Do this
Reproduce the entire listing word for word.

Supplied data
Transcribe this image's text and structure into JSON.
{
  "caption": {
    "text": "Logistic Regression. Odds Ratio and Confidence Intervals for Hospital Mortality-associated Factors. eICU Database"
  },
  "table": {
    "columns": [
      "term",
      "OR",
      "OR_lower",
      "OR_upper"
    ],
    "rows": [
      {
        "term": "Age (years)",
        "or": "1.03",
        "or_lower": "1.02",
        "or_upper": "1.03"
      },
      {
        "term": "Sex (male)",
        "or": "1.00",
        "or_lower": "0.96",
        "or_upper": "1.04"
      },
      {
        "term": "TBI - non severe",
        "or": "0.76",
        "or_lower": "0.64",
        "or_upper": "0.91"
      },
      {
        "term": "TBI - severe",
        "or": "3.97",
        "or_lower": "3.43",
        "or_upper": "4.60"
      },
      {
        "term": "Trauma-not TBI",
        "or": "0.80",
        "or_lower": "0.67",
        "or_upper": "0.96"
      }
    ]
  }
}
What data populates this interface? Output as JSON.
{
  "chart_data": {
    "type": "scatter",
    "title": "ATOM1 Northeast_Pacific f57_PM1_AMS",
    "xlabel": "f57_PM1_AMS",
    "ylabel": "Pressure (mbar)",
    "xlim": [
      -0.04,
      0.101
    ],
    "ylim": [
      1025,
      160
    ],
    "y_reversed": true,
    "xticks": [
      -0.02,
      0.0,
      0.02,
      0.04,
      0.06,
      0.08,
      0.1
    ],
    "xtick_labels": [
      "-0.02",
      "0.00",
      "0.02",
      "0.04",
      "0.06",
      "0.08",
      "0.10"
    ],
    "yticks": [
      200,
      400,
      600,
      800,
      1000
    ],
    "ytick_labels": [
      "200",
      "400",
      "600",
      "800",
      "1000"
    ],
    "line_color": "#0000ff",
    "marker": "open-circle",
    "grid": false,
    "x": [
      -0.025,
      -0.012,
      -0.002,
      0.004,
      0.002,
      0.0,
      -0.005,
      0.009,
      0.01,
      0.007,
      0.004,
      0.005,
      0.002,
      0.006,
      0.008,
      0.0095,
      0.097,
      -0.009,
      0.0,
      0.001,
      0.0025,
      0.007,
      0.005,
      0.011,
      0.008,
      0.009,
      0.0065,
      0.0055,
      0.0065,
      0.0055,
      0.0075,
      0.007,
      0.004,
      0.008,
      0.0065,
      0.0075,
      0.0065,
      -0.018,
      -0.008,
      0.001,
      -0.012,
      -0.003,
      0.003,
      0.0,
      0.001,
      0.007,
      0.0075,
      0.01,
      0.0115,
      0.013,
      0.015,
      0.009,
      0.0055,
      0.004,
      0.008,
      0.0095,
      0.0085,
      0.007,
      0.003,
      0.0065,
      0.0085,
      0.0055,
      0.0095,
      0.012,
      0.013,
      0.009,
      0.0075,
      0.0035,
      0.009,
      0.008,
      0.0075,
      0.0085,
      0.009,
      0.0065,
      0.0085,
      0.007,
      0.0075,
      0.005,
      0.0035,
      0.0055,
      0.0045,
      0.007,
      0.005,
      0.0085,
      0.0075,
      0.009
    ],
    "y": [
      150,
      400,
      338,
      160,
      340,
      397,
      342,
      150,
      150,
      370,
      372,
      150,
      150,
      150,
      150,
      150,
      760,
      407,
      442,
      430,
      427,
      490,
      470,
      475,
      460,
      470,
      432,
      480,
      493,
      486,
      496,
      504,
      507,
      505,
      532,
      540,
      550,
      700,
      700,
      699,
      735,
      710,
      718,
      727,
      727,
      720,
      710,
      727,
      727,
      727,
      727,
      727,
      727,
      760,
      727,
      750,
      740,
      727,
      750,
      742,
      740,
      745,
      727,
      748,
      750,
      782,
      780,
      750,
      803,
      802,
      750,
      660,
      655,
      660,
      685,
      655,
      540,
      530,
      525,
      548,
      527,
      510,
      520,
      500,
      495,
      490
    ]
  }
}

Solution for this task
Transcribe this image's text and structure into JSON.
{
  "caption": {
    "text": "Logistic Regression. Odds Ratio and Confidence Intervals for Hospital Mortality-associated Factors. eICU Database"
  },
  "table": {
    "columns": [
      "term",
      "OR",
      "OR_lower",
      "OR_upper"
    ],
    "rows": [
      {
        "term": "Age (years)",
        "or": "1.03",
        "or_lower": "1.02",
        "or_upper": "1.03"
      },
      {
        "term": "Sex (male)",
        "or": "1.00",
        "or_lower": "0.96",
        "or_upper": "1.04"
      },
      {
        "term": "TBI - non severe",
        "or": "0.76",
        "or_lower": "0.64",
        "or_upper": "0.91"
      },
      {
        "term": "TBI - severe",
        "or": "3.97",
        "or_lower": "3.43",
        "or_upper": "4.60"
      },
      {
        "term": "Trauma-not TBI",
        "or": "0.80",
        "or_lower": "0.67",
        "or_upper": "0.96"
      }
    ]
  }
}
What data populates this interface? Output as JSON.
{
  "chart_data": {
    "type": "scatter",
    "title": "ATOM1 Northeast_Pacific f57_PM1_AMS",
    "xlabel": "f57_PM1_AMS",
    "ylabel": "Pressure (mbar)",
    "xlim": [
      -0.04,
      0.101
    ],
    "ylim": [
      1025,
      160
    ],
    "y_reversed": true,
    "xticks": [
      -0.02,
      0.0,
      0.02,
      0.04,
      0.06,
      0.08,
      0.1
    ],
    "xtick_labels": [
      "-0.02",
      "0.00",
      "0.02",
      "0.04",
      "0.06",
      "0.08",
      "0.10"
    ],
    "yticks": [
      200,
      400,
      600,
      800,
      1000
    ],
    "ytick_labels": [
      "200",
      "400",
      "600",
      "800",
      "1000"
    ],
    "line_color": "#0000ff",
    "marker": "open-circle",
    "grid": false,
    "x": [
      -0.025,
      -0.012,
      -0.002,
      0.004,
      0.002,
      0.0,
      -0.005,
      0.009,
      0.01,
      0.007,
      0.004,
      0.005,
      0.002,
      0.006,
      0.008,
      0.0095,
      0.097,
      -0.009,
      0.0,
      0.001,
      0.0025,
      0.007,
      0.005,
      0.011,
      0.008,
      0.009,
      0.0065,
      0.0055,
      0.0065,
      0.0055,
      0.0075,
      0.007,
      0.004,
      0.008,
      0.0065,
      0.0075,
      0.0065,
      -0.018,
      -0.008,
      0.001,
      -0.012,
      -0.003,
      0.003,
      0.0,
      0.001,
      0.007,
      0.0075,
      0.01,
      0.0115,
      0.013,
      0.015,
      0.009,
      0.0055,
      0.004,
      0.008,
      0.0095,
      0.0085,
      0.007,
      0.003,
      0.0065,
      0.0085,
      0.0055,
      0.0095,
      0.012,
      0.013,
      0.009,
      0.0075,
      0.0035,
      0.009,
      0.008,
      0.0075,
      0.0085,
      0.009,
      0.0065,
      0.0085,
      0.007,
      0.0075,
      0.005,
      0.0035,
      0.0055,
      0.0045,
      0.007,
      0.005,
      0.0085,
      0.0075,
      0.009
    ],
    "y": [
      150,
      400,
      338,
      160,
      340,
      397,
      342,
      150,
      150,
      370,
      372,
      150,
      150,
      150,
      150,
      150,
      760,
      407,
      442,
      430,
      427,
      490,
      470,
      475,
      460,
      470,
      432,
      480,
      493,
      486,
      496,
      504,
      507,
      505,
      532,
      540,
      550,
      700,
      700,
      699,
      735,
      710,
      718,
      727,
      727,
      720,
      710,
      727,
      727,
      727,
      727,
      727,
      727,
      760,
      727,
      750,
      740,
      727,
      750,
      742,
      740,
      745,
      727,
      748,
      750,
      782,
      780,
      750,
      803,
      802,
      750,
      660,
      655,
      660,
      685,
      655,
      540,
      530,
      525,
      548,
      527,
      510,
      520,
      500,
      495,
      490
    ]
  }
}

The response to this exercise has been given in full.